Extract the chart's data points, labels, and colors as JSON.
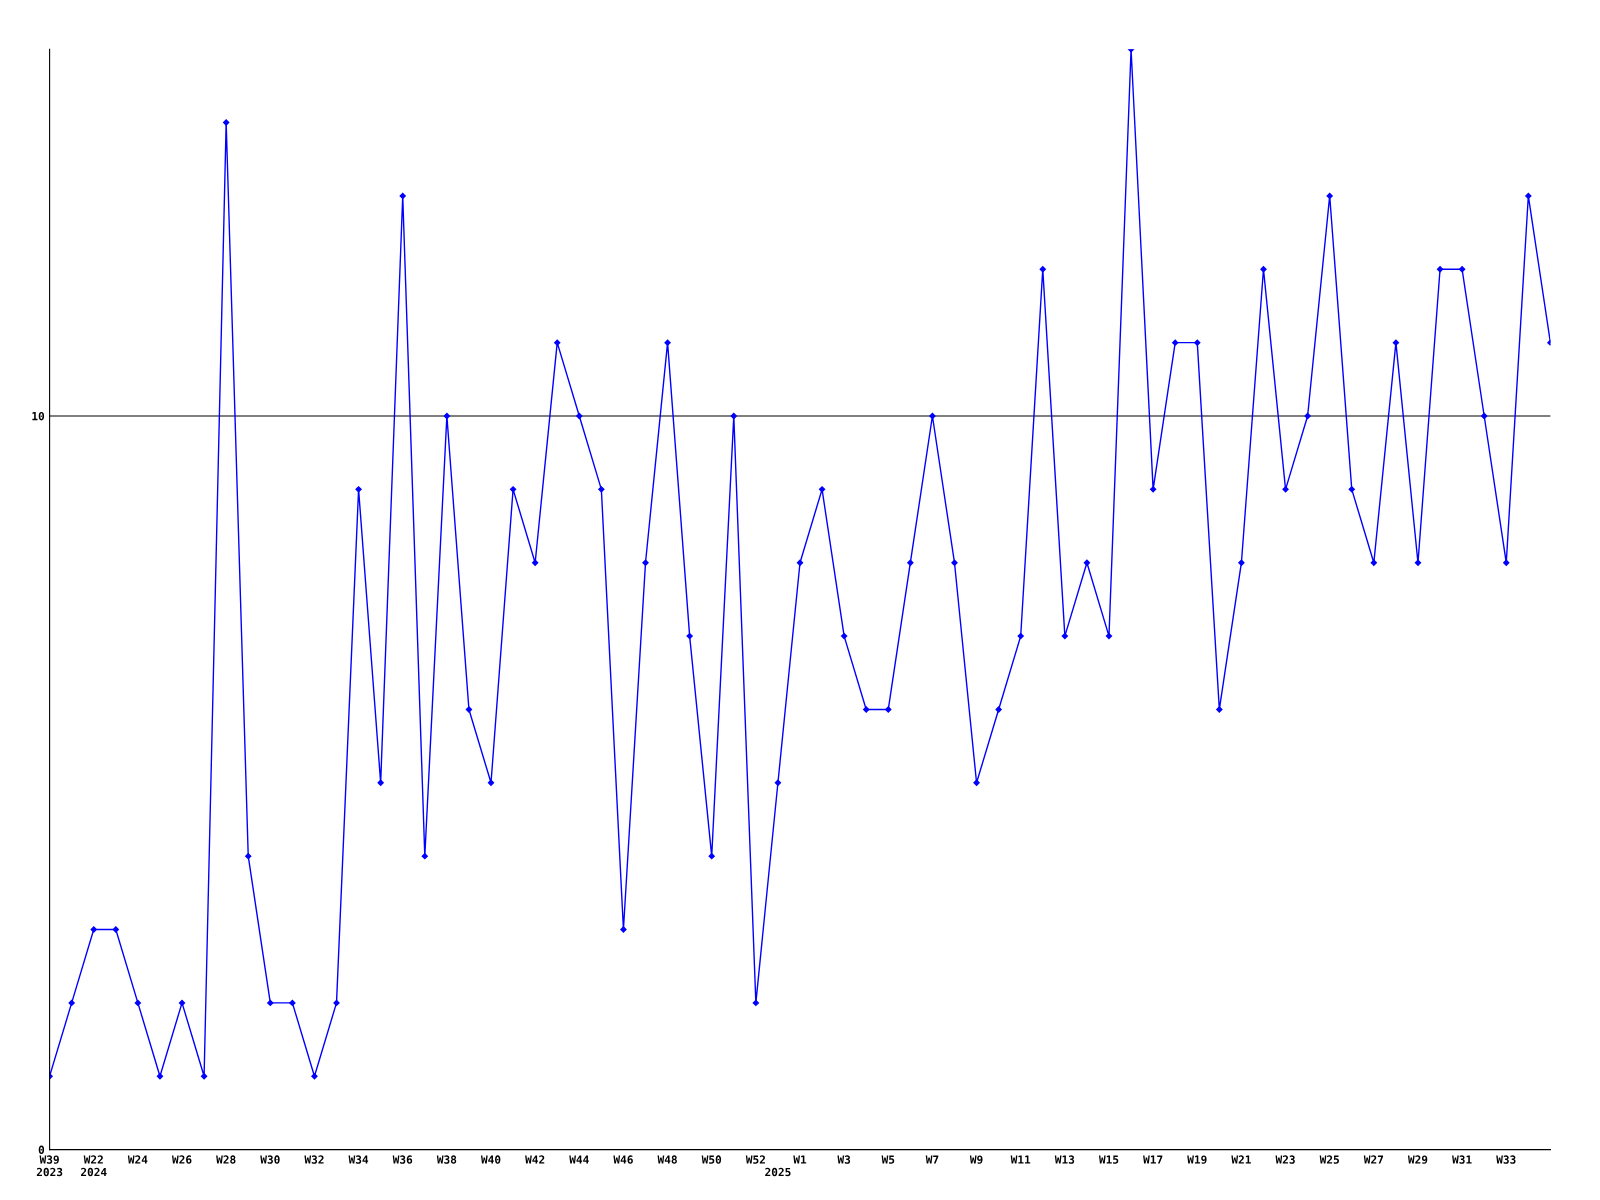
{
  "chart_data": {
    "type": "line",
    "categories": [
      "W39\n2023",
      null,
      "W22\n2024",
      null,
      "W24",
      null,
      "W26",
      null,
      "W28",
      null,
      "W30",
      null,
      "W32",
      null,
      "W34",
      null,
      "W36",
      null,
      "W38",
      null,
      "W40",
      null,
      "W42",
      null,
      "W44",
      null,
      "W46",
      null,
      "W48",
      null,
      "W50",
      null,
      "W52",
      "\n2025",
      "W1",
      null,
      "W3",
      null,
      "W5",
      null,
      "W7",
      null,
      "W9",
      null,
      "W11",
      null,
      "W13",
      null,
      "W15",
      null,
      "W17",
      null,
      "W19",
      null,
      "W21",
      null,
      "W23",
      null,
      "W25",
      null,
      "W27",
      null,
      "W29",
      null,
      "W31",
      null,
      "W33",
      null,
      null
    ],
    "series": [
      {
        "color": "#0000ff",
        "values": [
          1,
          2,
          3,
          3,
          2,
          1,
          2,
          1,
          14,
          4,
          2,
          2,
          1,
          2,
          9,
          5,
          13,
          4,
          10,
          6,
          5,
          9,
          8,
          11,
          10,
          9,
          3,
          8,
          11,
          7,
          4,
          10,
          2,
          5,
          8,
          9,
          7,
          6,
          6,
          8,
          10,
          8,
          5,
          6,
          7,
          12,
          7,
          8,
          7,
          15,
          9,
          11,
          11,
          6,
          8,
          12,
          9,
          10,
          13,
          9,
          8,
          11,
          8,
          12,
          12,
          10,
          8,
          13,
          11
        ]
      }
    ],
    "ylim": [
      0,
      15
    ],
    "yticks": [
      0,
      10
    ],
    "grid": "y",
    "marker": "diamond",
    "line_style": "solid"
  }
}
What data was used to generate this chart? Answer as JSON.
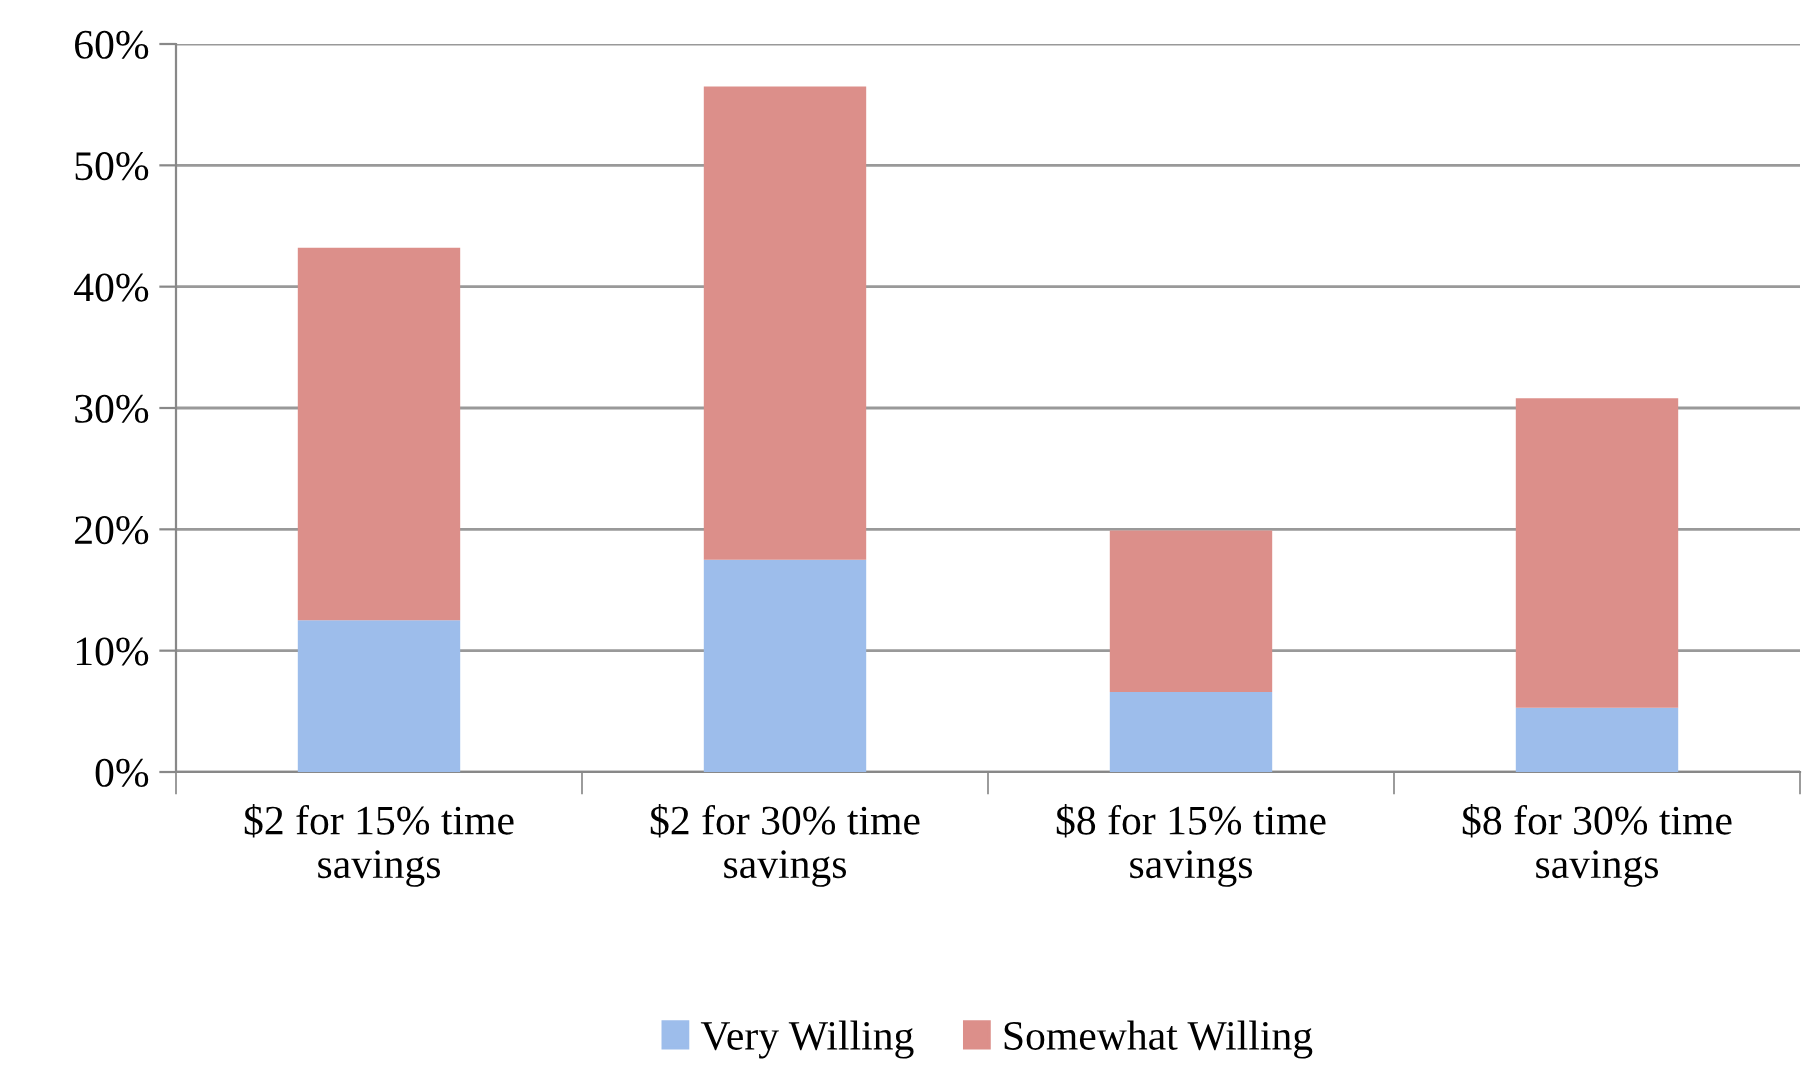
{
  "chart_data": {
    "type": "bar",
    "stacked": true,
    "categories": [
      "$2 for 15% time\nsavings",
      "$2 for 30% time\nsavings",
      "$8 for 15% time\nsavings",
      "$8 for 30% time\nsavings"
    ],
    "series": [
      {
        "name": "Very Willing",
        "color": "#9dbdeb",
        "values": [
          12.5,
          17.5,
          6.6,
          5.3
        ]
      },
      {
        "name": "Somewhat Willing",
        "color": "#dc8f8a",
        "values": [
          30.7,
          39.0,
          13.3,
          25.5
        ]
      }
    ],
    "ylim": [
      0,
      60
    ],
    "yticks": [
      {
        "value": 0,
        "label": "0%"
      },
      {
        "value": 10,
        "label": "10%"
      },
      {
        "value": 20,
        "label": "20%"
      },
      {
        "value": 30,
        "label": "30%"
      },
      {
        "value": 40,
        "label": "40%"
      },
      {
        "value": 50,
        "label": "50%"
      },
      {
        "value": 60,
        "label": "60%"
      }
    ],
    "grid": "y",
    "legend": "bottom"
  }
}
☆ ☆ ☆ ☆ ☆ ☆ ☆
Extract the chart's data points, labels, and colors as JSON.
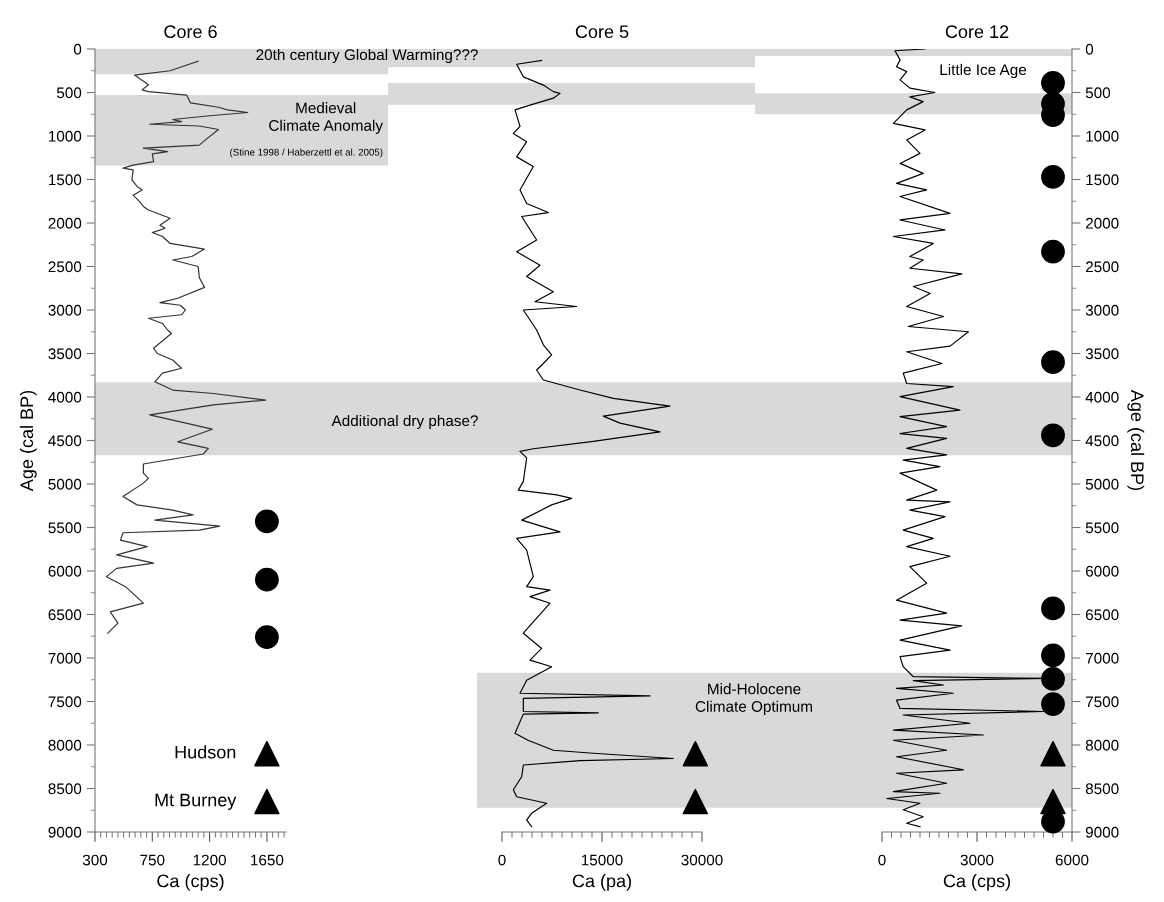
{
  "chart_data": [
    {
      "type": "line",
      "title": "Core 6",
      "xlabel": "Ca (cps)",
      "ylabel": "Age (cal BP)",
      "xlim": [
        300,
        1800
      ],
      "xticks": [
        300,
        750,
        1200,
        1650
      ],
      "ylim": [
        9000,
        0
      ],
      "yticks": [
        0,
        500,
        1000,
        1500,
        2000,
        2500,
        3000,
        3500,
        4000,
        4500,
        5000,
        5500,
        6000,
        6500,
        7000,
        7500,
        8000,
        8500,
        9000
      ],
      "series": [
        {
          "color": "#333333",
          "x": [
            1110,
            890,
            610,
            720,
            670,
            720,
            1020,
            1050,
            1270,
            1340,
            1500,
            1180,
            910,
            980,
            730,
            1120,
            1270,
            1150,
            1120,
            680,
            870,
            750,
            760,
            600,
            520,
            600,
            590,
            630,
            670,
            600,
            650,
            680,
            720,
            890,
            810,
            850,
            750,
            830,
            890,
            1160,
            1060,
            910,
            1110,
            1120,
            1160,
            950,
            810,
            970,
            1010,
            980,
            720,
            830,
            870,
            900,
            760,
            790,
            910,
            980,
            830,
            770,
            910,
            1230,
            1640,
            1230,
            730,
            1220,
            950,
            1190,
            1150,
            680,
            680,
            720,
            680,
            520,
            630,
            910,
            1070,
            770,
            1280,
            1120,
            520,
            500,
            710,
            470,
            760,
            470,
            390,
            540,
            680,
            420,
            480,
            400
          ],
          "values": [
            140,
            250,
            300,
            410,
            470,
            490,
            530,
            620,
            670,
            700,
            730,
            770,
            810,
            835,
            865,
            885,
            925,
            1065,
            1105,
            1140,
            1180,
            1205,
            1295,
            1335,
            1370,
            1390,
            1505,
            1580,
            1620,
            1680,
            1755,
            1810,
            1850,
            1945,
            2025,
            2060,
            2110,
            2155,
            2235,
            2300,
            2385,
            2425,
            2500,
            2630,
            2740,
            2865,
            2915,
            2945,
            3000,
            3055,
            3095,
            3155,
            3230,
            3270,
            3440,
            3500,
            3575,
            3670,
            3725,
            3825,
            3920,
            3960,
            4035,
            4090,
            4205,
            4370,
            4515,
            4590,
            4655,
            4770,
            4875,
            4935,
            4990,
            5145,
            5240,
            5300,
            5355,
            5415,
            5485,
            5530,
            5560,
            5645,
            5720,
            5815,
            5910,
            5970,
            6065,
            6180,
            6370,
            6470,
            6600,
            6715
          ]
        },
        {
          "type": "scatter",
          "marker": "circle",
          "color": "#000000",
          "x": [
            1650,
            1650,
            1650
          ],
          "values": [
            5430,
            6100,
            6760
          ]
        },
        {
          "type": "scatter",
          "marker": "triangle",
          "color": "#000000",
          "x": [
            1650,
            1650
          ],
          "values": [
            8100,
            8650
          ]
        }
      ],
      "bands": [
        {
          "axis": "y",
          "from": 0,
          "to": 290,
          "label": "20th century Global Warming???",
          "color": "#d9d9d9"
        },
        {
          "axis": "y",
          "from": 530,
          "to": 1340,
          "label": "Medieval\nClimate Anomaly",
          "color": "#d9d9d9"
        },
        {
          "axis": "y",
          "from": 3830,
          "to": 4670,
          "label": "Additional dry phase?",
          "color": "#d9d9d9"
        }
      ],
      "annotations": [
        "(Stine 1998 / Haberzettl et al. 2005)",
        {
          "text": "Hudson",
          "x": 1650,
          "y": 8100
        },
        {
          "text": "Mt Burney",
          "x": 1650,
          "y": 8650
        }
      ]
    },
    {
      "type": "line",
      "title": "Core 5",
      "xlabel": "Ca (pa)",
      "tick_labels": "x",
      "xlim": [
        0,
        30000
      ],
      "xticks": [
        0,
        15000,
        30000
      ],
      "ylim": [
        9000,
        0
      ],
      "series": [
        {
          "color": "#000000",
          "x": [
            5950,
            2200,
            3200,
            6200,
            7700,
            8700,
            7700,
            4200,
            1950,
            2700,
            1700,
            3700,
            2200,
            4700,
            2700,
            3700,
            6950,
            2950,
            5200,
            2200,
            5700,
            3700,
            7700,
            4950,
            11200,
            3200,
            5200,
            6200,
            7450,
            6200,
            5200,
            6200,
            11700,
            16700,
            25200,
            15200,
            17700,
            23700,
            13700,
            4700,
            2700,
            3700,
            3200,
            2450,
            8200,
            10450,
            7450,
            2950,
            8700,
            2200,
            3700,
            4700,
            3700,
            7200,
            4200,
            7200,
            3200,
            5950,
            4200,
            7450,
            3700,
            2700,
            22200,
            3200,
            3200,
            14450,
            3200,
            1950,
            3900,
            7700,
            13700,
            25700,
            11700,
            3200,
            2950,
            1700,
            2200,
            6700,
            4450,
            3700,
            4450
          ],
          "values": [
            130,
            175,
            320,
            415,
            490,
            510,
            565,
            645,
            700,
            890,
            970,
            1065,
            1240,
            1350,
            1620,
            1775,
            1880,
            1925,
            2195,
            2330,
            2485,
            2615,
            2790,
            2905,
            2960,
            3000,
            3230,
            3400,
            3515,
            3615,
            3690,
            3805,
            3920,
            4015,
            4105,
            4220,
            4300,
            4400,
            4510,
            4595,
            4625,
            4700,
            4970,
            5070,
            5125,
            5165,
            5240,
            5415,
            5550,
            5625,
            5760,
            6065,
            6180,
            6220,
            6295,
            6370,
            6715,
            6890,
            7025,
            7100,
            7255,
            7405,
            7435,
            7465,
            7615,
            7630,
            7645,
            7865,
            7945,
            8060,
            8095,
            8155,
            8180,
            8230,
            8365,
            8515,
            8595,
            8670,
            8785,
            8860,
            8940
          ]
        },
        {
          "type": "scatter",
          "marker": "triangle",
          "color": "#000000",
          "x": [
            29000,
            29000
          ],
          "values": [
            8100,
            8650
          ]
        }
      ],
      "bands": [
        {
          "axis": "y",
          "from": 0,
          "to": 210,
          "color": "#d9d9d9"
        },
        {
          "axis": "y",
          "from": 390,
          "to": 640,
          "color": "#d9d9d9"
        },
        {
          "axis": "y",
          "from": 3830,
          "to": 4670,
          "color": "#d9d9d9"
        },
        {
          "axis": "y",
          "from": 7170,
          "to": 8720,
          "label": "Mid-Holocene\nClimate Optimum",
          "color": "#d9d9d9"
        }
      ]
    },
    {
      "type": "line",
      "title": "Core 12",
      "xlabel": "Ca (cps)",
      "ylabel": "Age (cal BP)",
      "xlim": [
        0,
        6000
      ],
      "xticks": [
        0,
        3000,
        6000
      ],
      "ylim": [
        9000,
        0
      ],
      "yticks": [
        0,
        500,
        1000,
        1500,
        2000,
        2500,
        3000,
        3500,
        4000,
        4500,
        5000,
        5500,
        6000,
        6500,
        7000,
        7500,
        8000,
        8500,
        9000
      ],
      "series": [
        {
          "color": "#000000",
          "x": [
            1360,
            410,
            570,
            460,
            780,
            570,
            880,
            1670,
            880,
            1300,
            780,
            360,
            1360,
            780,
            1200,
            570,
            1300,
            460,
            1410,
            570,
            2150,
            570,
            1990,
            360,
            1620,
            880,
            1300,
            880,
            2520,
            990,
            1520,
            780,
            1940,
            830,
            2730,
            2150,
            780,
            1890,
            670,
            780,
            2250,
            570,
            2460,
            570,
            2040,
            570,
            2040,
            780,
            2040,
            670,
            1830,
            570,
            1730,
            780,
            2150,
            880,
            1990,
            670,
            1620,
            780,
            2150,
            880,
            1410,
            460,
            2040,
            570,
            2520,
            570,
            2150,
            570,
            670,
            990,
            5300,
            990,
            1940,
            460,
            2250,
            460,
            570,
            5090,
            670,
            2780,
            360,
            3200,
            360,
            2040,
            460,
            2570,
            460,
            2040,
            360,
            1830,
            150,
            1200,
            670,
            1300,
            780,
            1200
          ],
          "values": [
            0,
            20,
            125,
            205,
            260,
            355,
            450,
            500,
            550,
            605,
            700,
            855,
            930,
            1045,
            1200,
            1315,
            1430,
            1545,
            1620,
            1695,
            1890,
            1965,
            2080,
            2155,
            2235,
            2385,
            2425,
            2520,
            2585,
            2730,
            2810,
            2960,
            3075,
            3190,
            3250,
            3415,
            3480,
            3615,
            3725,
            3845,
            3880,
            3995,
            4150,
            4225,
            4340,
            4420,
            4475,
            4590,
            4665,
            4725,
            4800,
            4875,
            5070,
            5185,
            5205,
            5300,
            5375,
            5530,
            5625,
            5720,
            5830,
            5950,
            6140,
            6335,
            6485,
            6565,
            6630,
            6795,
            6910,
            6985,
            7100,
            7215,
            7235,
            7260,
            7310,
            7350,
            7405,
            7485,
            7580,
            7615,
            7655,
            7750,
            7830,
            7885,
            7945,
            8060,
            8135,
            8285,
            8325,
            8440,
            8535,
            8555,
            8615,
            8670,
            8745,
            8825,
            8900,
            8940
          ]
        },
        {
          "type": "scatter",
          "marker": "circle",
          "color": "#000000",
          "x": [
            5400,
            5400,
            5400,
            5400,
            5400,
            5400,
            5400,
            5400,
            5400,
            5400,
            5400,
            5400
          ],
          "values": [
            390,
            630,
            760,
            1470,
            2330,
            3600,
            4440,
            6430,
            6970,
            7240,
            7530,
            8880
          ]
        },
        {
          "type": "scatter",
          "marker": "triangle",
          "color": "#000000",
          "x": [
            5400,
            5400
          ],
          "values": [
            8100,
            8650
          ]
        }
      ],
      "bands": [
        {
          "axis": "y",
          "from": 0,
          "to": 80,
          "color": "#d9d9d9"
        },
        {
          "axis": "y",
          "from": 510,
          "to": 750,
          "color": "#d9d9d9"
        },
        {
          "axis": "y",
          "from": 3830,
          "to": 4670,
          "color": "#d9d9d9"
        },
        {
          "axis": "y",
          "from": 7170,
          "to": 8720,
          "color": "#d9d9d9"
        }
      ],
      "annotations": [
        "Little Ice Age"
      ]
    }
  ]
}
☆ ☆ ☆ ☆ ☆ ☆ ☆
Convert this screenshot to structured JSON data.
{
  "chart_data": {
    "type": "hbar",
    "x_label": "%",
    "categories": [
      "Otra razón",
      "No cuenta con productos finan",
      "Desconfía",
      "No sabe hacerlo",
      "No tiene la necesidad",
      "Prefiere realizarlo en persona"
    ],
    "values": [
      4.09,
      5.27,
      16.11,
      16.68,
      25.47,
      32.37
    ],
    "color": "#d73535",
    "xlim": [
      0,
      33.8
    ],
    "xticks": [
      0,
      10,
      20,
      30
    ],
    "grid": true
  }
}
☆ ☆ ☆ ☆ ☆ ☆ ☆
◆ What to work on
From the records above, pull out each line that has "nClimate".

◆ Exercise answer
          "label": "Medieval\nClimate Anomaly",
          "label": "Mid-Holocene\nClimate Optimum",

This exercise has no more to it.